What you will do:
Which lines contain the word "prisuppgifter"? Return each of them as written.

Supplied records:
# # # #

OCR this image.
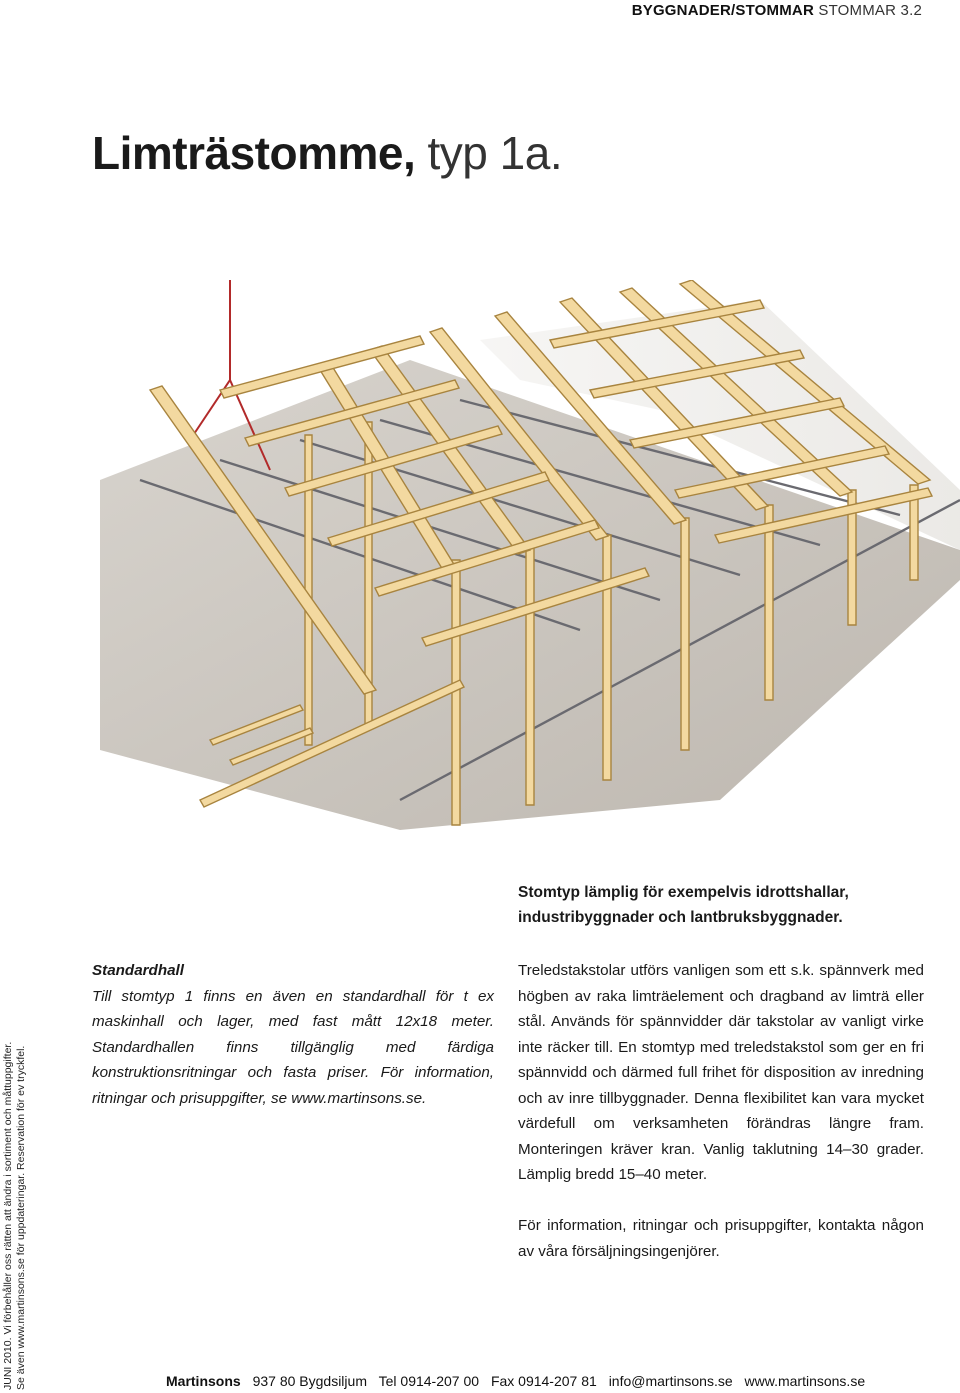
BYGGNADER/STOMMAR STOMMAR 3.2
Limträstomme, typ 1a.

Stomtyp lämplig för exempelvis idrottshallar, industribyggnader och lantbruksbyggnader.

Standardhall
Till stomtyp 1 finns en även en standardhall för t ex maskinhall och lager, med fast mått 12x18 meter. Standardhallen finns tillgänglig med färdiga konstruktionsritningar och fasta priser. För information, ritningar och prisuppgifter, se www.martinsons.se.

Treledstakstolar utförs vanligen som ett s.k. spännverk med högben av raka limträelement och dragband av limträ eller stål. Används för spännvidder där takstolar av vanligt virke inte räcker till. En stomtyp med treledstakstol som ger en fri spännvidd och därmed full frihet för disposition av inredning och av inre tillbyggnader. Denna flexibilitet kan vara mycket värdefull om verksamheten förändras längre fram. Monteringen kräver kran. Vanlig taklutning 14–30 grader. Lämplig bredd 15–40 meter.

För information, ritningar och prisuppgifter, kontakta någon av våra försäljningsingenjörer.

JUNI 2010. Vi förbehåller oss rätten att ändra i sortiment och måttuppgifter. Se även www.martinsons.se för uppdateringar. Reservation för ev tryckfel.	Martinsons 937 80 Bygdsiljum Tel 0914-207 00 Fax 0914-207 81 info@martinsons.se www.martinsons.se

# # # #

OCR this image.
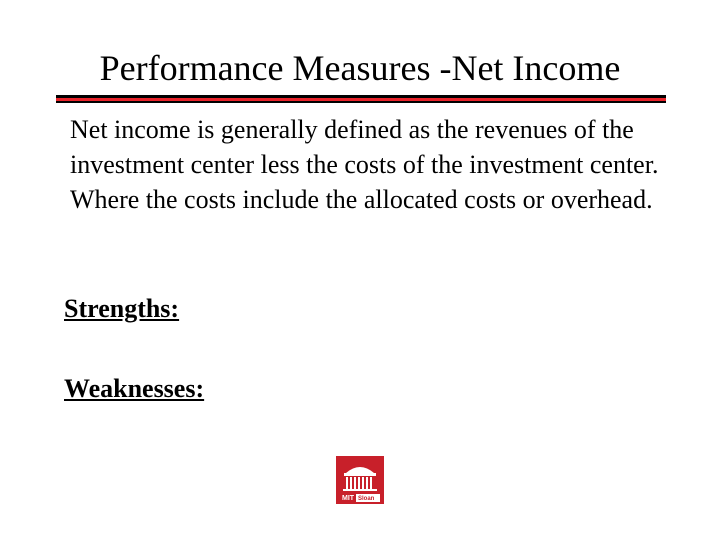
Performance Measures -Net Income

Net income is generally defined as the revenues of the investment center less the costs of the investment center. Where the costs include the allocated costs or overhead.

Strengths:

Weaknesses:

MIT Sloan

# # # #

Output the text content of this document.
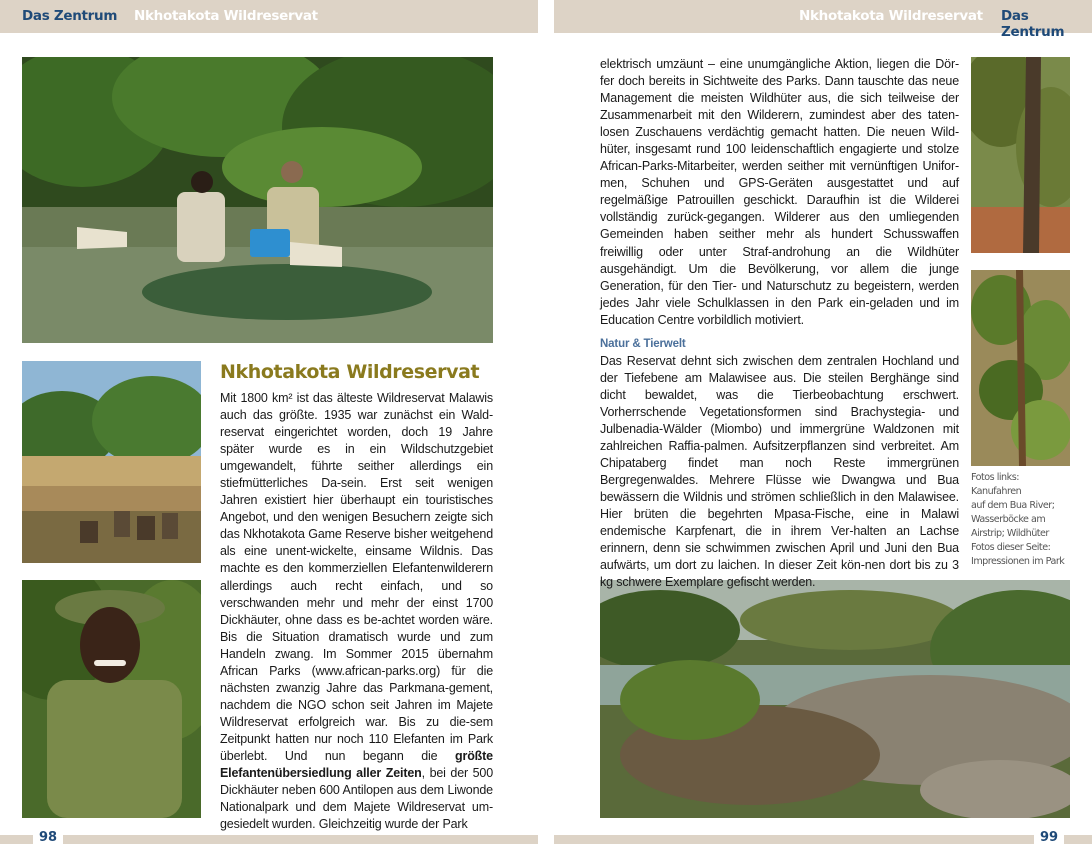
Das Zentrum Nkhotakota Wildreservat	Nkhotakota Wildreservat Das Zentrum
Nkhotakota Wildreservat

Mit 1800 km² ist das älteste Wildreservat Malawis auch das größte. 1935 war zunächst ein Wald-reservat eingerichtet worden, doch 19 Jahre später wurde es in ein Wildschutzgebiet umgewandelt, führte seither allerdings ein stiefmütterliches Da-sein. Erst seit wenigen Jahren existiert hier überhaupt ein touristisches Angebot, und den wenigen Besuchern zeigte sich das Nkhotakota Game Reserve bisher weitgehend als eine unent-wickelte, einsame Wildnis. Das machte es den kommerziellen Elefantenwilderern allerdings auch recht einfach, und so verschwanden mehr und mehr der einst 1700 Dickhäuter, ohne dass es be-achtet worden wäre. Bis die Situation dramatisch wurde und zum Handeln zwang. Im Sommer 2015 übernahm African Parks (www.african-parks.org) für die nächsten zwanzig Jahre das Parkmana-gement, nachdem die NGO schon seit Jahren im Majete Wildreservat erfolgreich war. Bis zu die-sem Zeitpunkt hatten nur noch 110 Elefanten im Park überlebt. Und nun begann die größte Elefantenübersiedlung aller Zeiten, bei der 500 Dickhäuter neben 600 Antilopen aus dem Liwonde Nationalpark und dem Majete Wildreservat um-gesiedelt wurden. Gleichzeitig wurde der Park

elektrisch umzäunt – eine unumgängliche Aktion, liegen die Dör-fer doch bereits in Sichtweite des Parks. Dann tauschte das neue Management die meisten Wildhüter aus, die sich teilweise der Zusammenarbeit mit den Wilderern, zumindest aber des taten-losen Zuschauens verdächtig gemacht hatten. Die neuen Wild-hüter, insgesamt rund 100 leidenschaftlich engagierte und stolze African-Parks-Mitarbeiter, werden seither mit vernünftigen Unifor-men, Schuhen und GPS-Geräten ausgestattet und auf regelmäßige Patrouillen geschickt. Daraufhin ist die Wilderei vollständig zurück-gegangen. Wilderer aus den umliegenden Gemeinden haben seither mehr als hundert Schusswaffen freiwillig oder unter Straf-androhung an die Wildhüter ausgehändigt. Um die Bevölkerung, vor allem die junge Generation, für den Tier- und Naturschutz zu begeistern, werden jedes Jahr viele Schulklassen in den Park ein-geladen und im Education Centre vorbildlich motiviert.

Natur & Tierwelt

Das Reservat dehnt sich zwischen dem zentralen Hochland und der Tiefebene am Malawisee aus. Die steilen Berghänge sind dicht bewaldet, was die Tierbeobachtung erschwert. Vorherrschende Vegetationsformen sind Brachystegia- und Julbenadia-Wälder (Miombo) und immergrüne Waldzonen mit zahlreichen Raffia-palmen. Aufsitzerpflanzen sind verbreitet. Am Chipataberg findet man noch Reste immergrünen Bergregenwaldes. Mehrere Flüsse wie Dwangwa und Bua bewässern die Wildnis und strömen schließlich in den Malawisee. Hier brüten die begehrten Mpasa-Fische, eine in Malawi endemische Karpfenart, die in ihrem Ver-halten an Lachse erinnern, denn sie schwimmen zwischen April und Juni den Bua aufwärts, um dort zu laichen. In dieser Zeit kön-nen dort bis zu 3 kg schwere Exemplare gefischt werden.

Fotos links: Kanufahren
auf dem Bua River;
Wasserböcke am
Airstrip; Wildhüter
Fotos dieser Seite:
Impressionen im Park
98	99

# # # #

Exercise answer:
Till stomtyp 1 finns en även en standardhall för t ex maskinhall och lager, med fast mått 12x18 meter. Standardhallen finns tillgänglig med färdiga konstruktionsritningar och fasta priser. För information, ritningar och prisuppgifter, se www.martinsons.se.
För information, ritningar och prisuppgifter, kontakta någon av våra försäljningsingenjörer.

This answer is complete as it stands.